## Exercise brief
Repeat the material verbatim. Images are excluded from the copy.

Data records
....
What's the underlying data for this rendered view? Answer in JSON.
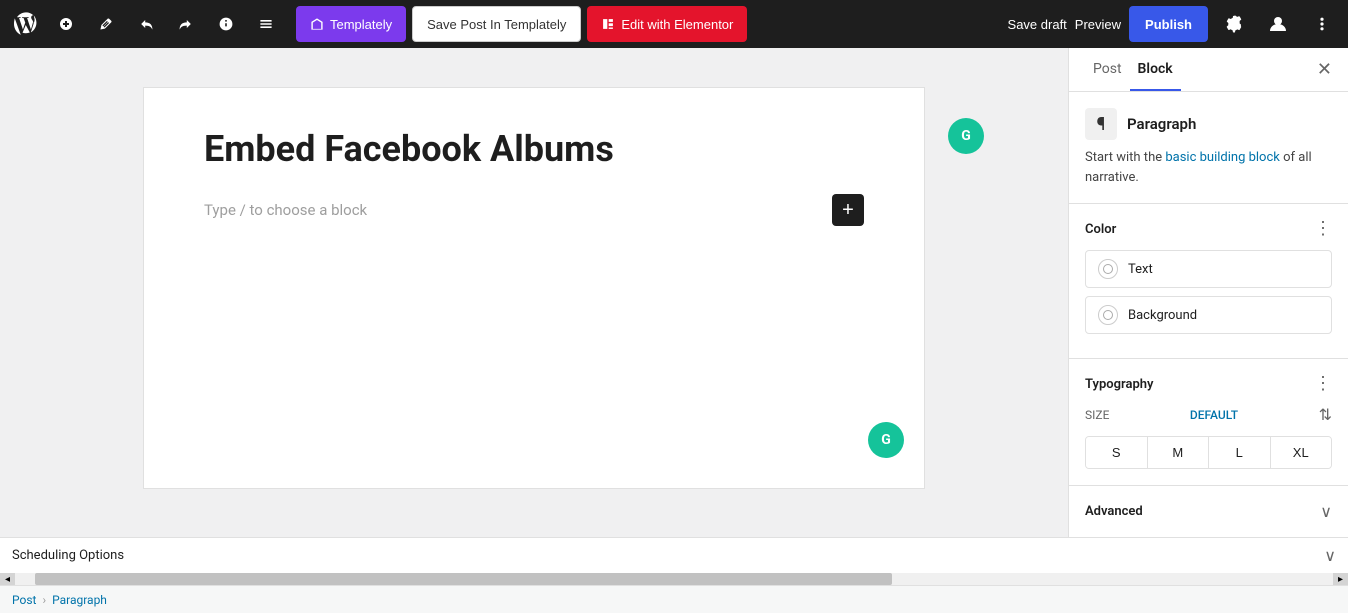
{
  "toolbar": {
    "templately_label": "Templately",
    "save_post_label": "Save Post In Templately",
    "elementor_label": "Edit with Elementor",
    "save_draft_label": "Save draft",
    "preview_label": "Preview",
    "publish_label": "Publish"
  },
  "editor": {
    "post_title": "Embed Facebook Albums",
    "block_placeholder": "Type / to choose a block"
  },
  "panel": {
    "post_tab": "Post",
    "block_tab": "Block",
    "paragraph_title": "Paragraph",
    "paragraph_desc_start": "Start with the ",
    "paragraph_desc_blue": "basic building block",
    "paragraph_desc_end": " of all narrative.",
    "color_section_title": "Color",
    "text_label": "Text",
    "background_label": "Background",
    "typography_title": "Typography",
    "size_label": "SIZE",
    "size_value": "DEFAULT",
    "size_s": "S",
    "size_m": "M",
    "size_l": "L",
    "size_xl": "XL",
    "advanced_label": "Advanced"
  },
  "bottom": {
    "scheduling_label": "Scheduling Options",
    "breadcrumb_post": "Post",
    "breadcrumb_paragraph": "Paragraph"
  }
}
....
## Exercise response
What's the underlying data for this rendered view? Answer in JSON.
{
  "toolbar": {
    "templately_label": "Templately",
    "save_post_label": "Save Post In Templately",
    "elementor_label": "Edit with Elementor",
    "save_draft_label": "Save draft",
    "preview_label": "Preview",
    "publish_label": "Publish"
  },
  "editor": {
    "post_title": "Embed Facebook Albums",
    "block_placeholder": "Type / to choose a block"
  },
  "panel": {
    "post_tab": "Post",
    "block_tab": "Block",
    "paragraph_title": "Paragraph",
    "paragraph_desc_start": "Start with the ",
    "paragraph_desc_blue": "basic building block",
    "paragraph_desc_end": " of all narrative.",
    "color_section_title": "Color",
    "text_label": "Text",
    "background_label": "Background",
    "typography_title": "Typography",
    "size_label": "SIZE",
    "size_value": "DEFAULT",
    "size_s": "S",
    "size_m": "M",
    "size_l": "L",
    "size_xl": "XL",
    "advanced_label": "Advanced"
  },
  "bottom": {
    "scheduling_label": "Scheduling Options",
    "breadcrumb_post": "Post",
    "breadcrumb_paragraph": "Paragraph"
  }
}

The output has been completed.